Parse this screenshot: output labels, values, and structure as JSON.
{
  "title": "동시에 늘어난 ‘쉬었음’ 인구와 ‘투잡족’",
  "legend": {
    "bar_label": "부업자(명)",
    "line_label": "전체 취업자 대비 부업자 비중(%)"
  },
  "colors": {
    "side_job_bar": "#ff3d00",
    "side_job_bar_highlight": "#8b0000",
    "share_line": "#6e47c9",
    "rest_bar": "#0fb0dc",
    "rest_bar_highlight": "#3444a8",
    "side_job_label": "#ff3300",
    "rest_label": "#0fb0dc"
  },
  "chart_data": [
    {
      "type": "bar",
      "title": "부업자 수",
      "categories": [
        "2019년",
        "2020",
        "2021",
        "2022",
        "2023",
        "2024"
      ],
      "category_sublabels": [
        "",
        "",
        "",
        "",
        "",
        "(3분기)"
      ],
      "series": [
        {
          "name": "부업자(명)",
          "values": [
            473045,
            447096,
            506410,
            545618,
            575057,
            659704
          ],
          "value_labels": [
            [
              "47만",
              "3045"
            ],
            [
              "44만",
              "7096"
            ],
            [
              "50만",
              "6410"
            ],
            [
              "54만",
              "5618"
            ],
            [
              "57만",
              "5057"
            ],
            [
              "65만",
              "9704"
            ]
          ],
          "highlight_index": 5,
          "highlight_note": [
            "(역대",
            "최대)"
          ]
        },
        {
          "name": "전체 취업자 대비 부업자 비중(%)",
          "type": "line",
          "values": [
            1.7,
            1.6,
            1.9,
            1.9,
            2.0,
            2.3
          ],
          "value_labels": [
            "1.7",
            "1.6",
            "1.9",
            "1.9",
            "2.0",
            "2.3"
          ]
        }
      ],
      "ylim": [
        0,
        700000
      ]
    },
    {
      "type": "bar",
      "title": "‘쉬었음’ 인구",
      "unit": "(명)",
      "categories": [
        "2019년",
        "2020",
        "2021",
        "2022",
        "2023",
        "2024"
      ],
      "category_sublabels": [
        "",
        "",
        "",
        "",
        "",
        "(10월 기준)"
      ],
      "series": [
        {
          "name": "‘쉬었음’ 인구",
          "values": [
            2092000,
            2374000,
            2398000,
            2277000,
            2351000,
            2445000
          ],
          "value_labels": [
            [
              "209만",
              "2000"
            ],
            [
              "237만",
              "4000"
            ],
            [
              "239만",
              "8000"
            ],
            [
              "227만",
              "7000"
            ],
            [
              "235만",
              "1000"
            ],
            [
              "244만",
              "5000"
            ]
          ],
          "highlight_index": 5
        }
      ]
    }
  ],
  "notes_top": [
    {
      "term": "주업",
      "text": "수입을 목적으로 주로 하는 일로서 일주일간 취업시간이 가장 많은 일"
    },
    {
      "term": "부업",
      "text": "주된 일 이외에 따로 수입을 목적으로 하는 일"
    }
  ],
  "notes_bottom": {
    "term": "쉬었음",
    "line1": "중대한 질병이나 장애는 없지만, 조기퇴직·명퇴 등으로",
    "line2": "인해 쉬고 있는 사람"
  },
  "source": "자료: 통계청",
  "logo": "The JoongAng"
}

- TASK OBJECTIVE: Pick out every line above that contains the word "title" and copy it.

- OUTPUT FOR THIS EXERCISE:
  "title": "동시에 늘어난 ‘쉬었음’ 인구와 ‘투잡족’",
      "title": "부업자 수",
      "title": "‘쉬었음’ 인구",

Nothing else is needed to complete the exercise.